## Begin AVAILABLE DATA

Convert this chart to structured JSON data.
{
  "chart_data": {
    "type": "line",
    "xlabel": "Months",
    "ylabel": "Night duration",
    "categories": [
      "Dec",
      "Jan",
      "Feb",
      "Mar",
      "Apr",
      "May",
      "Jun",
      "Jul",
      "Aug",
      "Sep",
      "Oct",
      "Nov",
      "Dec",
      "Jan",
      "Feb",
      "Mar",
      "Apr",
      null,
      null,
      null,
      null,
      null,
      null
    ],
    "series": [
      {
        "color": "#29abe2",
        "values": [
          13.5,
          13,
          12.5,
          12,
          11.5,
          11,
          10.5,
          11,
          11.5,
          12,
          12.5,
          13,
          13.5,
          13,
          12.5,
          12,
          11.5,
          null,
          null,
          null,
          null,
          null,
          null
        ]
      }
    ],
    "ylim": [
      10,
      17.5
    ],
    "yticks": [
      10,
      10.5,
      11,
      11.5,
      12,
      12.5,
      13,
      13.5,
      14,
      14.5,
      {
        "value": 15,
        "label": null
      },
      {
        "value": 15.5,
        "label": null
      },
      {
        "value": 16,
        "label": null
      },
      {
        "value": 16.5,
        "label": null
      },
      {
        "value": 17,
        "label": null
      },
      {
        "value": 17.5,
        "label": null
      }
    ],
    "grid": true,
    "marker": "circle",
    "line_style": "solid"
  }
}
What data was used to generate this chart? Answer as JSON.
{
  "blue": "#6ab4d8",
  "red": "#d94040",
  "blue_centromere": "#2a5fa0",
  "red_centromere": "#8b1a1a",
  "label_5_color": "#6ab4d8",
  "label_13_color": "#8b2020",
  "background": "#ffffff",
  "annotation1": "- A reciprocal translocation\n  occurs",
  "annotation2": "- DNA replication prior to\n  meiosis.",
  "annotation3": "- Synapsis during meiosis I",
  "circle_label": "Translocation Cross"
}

## End AVAILABLE DATA

Write out the full set of records exactly as given.

Convert this chart to structured JSON data.
{
  "chart_data": {
    "type": "line",
    "xlabel": "Months",
    "ylabel": "Night duration",
    "categories": [
      "Dec",
      "Jan",
      "Feb",
      "Mar",
      "Apr",
      "May",
      "Jun",
      "Jul",
      "Aug",
      "Sep",
      "Oct",
      "Nov",
      "Dec",
      "Jan",
      "Feb",
      "Mar",
      "Apr",
      null,
      null,
      null,
      null,
      null,
      null
    ],
    "series": [
      {
        "color": "#29abe2",
        "values": [
          13.5,
          13,
          12.5,
          12,
          11.5,
          11,
          10.5,
          11,
          11.5,
          12,
          12.5,
          13,
          13.5,
          13,
          12.5,
          12,
          11.5,
          null,
          null,
          null,
          null,
          null,
          null
        ]
      }
    ],
    "ylim": [
      10,
      17.5
    ],
    "yticks": [
      10,
      10.5,
      11,
      11.5,
      12,
      12.5,
      13,
      13.5,
      14,
      14.5,
      {
        "value": 15,
        "label": null
      },
      {
        "value": 15.5,
        "label": null
      },
      {
        "value": 16,
        "label": null
      },
      {
        "value": 16.5,
        "label": null
      },
      {
        "value": 17,
        "label": null
      },
      {
        "value": 17.5,
        "label": null
      }
    ],
    "grid": true,
    "marker": "circle",
    "line_style": "solid"
  }
}
What data was used to generate this chart? Answer as JSON.
{
  "blue": "#6ab4d8",
  "red": "#d94040",
  "blue_centromere": "#2a5fa0",
  "red_centromere": "#8b1a1a",
  "label_5_color": "#6ab4d8",
  "label_13_color": "#8b2020",
  "background": "#ffffff",
  "annotation1": "- A reciprocal translocation\n  occurs",
  "annotation2": "- DNA replication prior to\n  meiosis.",
  "annotation3": "- Synapsis during meiosis I",
  "circle_label": "Translocation Cross"
}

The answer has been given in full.